▸ **Instructions for the task**
Pick out the lines below that contain the string "label" and copy them all.

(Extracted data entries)
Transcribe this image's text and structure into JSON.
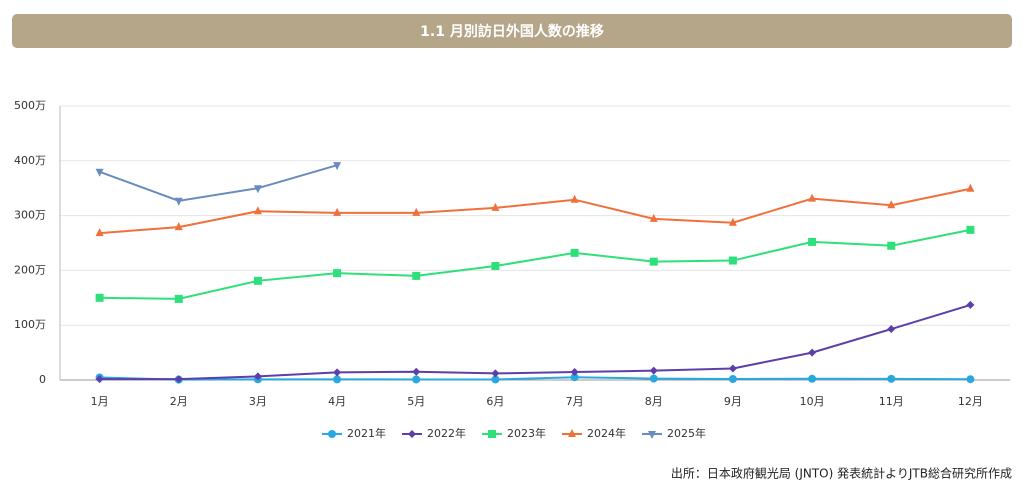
{
  "chart_data": {
    "type": "line",
    "title": "1.1 月別訪日外国人数の推移",
    "source": "出所：日本政府観光局 (JNTO) 発表統計よりJTB総合研究所作成",
    "categories": [
      "1月",
      "2月",
      "3月",
      "4月",
      "5月",
      "6月",
      "7月",
      "8月",
      "9月",
      "10月",
      "11月",
      "12月"
    ],
    "ylim": [
      0,
      500
    ],
    "yticks": [
      0,
      {
        "value": 100,
        "label": "100万"
      },
      {
        "value": 200,
        "label": "200万"
      },
      {
        "value": 300,
        "label": "300万"
      },
      {
        "value": 400,
        "label": "400万"
      },
      {
        "value": 500,
        "label": "500万"
      }
    ],
    "grid": true,
    "legend": "bottom",
    "series": [
      {
        "name": "2021年",
        "color": "#29a8e0",
        "marker": "circle",
        "values": [
          4.6,
          0.7,
          1.2,
          1.1,
          1.0,
          1.0,
          5.1,
          2.6,
          1.8,
          2.2,
          2.1,
          1.4
        ]
      },
      {
        "name": "2022年",
        "color": "#5c3fa8",
        "marker": "diamond",
        "values": [
          1.7,
          1.7,
          6.6,
          14,
          15,
          12,
          14.5,
          17,
          21,
          50,
          93,
          137
        ]
      },
      {
        "name": "2023年",
        "color": "#2ee07a",
        "marker": "square",
        "values": [
          150,
          148,
          181,
          195,
          190,
          208,
          232,
          216,
          218,
          252,
          245,
          274
        ]
      },
      {
        "name": "2024年",
        "color": "#f0703c",
        "marker": "triangle-up",
        "values": [
          268,
          279,
          308,
          305,
          305,
          314,
          329,
          294,
          287,
          331,
          319,
          349
        ]
      },
      {
        "name": "2025年",
        "color": "#6a8bbf",
        "marker": "triangle-down",
        "values": [
          380,
          327,
          350,
          392,
          null,
          null,
          null,
          null,
          null,
          null,
          null,
          null
        ]
      }
    ]
  }
}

▸ **Result for this exercise**
        "label": "100万"
        "label": "200万"
        "label": "300万"
        "label": "400万"
        "label": "500万"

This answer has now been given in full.